Já Kretã Kaingang, é um indígena kaigang representante Articulação dos Povos Indígenas do Brasil (APIB) e Articulação dos Povos Indígenas da Região Sul (ARPINSUL) e que vive na região de Guaíra. Ele lamentou a perda de mais de mil indígenas ao longo da pandemia, especialmente por conta da reduzida população indígena no Brasil (entre 900 mil e um milhão de pessoas) e denunciou as ofensivas contra as terras indígenas como o Projeto de Lei que flexibiliza o licenciamento ambiental e trará sérios riscos ao meio ambiente, um dos bens mais preciosos para as (os) indígenas.

“Nós vamos ser os mais afetados com a exploração de ferrovias, rodovias, mineração, pecuária e outras atividades. Com as investidas e instruções normativas da Funai, que está dominada por pessoas que querem prejudicar as (os) indígenas, o Estado passa a não ter mais o dever de demarcar terras e nos consultar o que nos deixa ainda mais vulneráveis. Além disso, a vacina tem sido negada aos indígenas que vivem em áreas urbanas por parte dos governos municipais, o que coloca nossa saúde em risco. Vamos ter que nos organizar e sair da comunidade, vamos tentar ir para o campo de batalha, na luta porque senão vamos morrer lá dentro mesmo”, lamenta.

Kretã relata ainda que o Governo Federal busca jogar os povos indígenas uns contra os outros por meio da cooptação e de fake News utilizadas para atrair alguns grupos. Ele explica ainda que há outra questão de essencial importância aguardando votação no STF que pode preservar constitucionalmente em todo o Brasil o direito de indígenas de ocuparem suas terras mesmo após 1988, quando surgiu a atual Constituição Federal. “Precisamos sair vitoriosos e garantir esse direito à nossa terra”, destaca.

Por fim, o evento contou com a participação de Robson Arantes Ogunsola (Oloye Robson de Ogum), representando as religiões de matriz africana e integrante do conselho de povos indígenas e tradicionais. Robson ressaltou a importância da preservação de costumes de ancestrais das comunidades de terreiro, como a preservação de suas religiões e da natureza. Ao todo são mais de 4 mil comunidades de terreiro no Paraná, sendo mais de 365 apenas em Londrina. Robson já atuou na política de Assistência Social no Centro de Formação do Cidadão em Londrina e contou como as instituições parceiras da proteção básica ao cidadão estão dominadas pelas instituições evangélicas e isso acarreta em dificuldades para que o espaço se transforme em uma instituição de ensino seguindo lei como a de nº 10639/2003 (Educação Antirracista) e a lei nº 11.645/2008 (Para o ensino da cultura africana, afro-brasileira e indígena).

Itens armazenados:

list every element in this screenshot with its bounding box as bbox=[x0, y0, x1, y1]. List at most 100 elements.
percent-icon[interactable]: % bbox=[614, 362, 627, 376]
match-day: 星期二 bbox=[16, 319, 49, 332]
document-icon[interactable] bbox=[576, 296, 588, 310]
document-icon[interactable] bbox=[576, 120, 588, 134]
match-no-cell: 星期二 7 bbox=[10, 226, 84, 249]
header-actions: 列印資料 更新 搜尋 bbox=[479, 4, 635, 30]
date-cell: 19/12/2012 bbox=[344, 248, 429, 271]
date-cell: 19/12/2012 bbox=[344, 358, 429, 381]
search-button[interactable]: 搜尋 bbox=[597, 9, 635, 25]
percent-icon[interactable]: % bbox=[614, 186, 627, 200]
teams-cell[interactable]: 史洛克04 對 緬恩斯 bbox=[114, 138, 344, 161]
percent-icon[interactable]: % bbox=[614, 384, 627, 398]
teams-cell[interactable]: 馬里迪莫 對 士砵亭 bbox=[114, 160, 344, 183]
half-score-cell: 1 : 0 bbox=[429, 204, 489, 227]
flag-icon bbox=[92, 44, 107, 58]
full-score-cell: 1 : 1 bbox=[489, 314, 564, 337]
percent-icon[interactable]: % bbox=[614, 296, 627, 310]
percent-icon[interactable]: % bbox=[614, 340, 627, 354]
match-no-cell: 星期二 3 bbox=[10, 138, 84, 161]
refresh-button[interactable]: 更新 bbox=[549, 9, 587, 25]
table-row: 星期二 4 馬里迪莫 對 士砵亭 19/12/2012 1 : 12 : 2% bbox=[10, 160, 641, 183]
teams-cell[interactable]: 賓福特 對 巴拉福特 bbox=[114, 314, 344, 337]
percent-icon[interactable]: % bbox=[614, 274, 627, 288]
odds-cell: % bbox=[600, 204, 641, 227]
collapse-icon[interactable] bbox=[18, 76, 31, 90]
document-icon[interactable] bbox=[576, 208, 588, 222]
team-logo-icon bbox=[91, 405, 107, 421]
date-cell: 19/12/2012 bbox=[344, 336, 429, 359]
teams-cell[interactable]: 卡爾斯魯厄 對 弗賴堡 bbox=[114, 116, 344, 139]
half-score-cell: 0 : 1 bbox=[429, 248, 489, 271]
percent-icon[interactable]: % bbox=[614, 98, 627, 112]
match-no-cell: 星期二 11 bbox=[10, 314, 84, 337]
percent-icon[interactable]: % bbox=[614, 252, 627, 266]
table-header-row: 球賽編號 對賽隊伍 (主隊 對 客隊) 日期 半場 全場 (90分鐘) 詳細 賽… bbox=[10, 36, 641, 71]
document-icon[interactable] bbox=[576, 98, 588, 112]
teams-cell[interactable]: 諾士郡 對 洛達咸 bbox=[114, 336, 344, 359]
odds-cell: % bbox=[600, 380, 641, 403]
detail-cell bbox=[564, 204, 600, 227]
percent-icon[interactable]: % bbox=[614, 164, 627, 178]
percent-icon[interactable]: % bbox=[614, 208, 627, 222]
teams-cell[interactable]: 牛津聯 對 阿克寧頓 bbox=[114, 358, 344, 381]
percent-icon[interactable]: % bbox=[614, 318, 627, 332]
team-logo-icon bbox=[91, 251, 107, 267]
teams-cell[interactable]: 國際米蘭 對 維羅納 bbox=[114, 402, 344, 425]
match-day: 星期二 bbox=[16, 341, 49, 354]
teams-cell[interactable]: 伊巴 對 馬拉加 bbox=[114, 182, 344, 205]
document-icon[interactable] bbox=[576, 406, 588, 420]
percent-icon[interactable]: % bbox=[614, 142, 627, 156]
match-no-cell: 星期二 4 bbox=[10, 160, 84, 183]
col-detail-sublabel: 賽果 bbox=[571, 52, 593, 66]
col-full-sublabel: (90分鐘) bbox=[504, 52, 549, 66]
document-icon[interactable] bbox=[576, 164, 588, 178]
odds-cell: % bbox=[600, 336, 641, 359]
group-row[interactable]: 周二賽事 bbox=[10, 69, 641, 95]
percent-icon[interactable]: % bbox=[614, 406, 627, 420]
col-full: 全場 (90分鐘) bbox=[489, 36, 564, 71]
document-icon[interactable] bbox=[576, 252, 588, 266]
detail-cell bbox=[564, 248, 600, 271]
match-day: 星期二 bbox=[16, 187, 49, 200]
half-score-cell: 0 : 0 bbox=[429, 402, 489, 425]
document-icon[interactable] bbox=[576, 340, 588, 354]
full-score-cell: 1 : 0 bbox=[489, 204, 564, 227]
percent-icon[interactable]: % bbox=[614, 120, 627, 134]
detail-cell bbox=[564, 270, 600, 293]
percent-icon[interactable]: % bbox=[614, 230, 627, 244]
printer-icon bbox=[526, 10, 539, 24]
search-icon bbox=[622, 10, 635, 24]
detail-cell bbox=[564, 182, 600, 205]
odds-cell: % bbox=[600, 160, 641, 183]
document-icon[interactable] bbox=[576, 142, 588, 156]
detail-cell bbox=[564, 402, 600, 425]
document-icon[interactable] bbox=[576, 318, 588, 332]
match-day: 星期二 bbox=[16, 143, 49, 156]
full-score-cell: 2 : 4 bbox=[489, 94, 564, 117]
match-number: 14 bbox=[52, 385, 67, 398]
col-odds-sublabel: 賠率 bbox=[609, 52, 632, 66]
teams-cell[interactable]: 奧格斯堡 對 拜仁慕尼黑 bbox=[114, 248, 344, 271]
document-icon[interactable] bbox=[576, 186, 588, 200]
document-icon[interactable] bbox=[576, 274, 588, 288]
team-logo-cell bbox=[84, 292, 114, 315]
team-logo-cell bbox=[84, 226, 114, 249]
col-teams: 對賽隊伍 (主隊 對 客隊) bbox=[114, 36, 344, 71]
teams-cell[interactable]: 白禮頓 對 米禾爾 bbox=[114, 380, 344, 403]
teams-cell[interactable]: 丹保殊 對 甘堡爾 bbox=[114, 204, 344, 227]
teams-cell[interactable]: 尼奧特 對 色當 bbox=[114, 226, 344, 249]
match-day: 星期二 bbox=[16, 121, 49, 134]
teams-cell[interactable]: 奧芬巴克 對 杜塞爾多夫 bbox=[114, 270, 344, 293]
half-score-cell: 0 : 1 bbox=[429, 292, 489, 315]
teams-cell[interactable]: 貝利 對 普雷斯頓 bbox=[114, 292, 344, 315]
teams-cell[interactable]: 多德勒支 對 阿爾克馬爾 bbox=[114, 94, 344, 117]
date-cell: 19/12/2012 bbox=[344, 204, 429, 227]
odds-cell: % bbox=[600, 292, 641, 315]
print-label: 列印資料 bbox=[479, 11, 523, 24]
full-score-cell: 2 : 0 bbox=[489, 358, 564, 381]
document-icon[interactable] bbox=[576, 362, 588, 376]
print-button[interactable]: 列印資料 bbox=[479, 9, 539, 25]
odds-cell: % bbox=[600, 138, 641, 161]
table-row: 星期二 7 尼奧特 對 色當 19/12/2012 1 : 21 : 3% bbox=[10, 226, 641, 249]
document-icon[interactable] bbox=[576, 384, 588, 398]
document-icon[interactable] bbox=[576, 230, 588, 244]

__Tarefa pedida__
Reproduza o trecho de origem de "Já Kretã Kaingang, é" até "as (os) indígenas.", substituindo "pandemia" por "crise sanitária".

__A resposta__
Já Kretã Kaingang, é um indígena kaigang representante Articulação dos Povos Indígenas do Brasil (APIB) e Articulação dos Povos Indígenas da Região Sul (ARPINSUL) e que vive na região de Guaíra. Ele lamentou a perda de mais de mil indígenas ao longo da crise sanitária, especialmente por conta da reduzida população indígena no Brasil (entre 900 mil e um milhão de pessoas) e denunciou as ofensivas contra as terras indígenas como o Projeto de Lei que flexibiliza o licenciamento ambiental e trará sérios riscos ao meio ambiente, um dos bens mais preciosos para as (os) indígenas.